[start EXERCISE DATA]

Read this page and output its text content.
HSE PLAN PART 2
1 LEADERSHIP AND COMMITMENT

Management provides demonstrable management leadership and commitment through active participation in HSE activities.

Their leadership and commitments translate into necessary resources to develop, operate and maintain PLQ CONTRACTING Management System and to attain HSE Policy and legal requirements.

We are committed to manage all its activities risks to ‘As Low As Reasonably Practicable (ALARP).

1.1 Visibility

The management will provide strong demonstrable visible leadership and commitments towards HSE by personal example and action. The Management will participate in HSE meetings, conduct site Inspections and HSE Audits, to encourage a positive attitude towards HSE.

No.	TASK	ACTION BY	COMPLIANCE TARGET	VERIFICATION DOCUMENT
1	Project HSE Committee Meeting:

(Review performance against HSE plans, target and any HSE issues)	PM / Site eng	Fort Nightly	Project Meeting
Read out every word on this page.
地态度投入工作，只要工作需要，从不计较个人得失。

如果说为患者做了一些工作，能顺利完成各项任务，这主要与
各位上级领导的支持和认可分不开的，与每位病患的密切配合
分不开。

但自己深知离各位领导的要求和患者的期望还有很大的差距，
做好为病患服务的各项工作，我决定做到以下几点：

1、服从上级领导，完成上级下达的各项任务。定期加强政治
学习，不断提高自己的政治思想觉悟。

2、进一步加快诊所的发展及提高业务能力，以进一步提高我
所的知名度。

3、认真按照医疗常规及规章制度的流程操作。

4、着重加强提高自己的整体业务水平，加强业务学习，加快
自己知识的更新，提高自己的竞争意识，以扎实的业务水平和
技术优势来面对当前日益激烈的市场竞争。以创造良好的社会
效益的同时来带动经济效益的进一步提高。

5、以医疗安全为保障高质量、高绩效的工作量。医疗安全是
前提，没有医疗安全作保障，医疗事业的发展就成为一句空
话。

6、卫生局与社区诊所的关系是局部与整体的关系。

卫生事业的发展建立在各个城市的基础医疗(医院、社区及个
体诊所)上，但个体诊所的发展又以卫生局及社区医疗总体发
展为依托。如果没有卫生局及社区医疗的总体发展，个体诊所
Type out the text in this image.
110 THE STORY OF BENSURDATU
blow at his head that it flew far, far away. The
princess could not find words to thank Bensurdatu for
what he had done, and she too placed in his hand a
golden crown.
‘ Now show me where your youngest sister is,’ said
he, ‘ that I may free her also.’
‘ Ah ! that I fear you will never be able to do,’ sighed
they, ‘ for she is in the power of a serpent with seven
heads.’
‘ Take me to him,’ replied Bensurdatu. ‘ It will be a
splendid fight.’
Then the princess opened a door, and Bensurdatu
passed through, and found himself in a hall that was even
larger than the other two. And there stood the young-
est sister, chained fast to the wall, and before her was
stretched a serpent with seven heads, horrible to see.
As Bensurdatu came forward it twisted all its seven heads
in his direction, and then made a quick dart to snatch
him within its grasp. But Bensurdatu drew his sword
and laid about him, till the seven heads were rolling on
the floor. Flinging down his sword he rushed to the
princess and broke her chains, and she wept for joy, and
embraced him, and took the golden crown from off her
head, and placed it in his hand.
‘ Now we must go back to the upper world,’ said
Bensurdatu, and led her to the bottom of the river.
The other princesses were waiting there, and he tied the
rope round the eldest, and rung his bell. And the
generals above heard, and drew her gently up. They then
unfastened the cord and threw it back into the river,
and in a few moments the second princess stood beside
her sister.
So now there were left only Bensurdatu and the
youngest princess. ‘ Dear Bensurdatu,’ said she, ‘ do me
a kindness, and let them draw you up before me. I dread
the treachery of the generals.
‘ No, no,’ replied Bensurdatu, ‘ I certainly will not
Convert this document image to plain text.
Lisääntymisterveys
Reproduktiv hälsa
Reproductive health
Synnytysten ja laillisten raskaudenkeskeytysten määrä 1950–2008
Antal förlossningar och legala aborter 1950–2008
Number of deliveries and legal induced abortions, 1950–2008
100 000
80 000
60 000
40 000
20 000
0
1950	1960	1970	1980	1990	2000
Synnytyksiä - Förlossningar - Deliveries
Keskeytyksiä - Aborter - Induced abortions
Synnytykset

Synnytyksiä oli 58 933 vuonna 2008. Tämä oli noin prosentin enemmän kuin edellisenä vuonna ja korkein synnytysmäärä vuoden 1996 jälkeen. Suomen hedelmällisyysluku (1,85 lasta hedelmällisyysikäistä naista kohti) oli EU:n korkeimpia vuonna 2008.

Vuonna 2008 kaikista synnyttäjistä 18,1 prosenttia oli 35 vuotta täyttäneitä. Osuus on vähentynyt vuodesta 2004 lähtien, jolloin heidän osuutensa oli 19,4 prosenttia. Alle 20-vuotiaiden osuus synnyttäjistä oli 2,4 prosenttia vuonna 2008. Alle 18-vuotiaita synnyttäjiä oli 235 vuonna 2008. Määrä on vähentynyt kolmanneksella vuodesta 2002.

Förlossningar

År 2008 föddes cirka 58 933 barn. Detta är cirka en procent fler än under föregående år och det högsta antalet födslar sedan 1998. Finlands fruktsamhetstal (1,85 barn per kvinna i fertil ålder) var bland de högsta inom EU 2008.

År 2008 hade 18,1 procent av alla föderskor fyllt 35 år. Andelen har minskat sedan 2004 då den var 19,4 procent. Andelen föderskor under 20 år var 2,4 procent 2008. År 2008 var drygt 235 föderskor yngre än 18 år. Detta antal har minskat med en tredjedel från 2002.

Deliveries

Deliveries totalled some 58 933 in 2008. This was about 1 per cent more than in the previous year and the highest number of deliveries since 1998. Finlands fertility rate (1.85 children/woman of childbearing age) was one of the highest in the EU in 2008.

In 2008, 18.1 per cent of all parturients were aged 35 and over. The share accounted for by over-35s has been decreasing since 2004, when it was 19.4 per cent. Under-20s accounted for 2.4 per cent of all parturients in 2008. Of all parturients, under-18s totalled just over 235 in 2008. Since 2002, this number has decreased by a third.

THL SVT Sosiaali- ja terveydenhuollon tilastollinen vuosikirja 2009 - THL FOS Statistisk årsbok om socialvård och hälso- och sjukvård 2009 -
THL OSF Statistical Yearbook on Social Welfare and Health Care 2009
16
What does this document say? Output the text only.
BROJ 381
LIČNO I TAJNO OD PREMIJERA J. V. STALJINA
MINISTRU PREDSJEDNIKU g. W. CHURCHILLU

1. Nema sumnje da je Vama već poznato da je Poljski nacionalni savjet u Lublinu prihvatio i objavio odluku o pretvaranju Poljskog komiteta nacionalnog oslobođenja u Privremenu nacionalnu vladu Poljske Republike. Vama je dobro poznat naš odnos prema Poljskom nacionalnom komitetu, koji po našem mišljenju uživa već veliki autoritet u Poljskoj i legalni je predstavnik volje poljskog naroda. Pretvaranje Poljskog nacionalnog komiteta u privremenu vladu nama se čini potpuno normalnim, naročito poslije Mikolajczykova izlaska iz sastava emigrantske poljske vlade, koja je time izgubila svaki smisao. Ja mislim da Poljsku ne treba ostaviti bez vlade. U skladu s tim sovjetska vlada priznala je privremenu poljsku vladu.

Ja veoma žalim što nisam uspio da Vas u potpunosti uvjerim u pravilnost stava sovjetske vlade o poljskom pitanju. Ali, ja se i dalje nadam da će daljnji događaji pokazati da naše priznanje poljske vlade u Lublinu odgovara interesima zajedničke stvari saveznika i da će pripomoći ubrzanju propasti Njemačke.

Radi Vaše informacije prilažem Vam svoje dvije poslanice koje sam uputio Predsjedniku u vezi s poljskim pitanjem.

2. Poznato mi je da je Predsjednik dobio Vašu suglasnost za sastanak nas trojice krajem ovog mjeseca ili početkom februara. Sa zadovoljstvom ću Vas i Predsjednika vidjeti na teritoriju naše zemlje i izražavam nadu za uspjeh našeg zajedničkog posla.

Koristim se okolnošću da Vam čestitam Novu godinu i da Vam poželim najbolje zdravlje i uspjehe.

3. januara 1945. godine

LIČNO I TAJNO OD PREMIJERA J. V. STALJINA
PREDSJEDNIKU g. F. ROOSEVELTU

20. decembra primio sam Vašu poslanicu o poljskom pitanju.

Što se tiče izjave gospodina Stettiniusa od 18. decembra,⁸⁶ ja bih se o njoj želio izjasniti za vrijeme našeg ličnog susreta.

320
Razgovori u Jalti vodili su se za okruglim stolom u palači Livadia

[end EXERCISE DATA]

SHORT EXERCISE: From the listing above, return each line with the word "river".

REPLY TO THE EXERCISE:
Bensurdatu, and led her to the bottom of the river.
unfastened the cord and threw it back into the river,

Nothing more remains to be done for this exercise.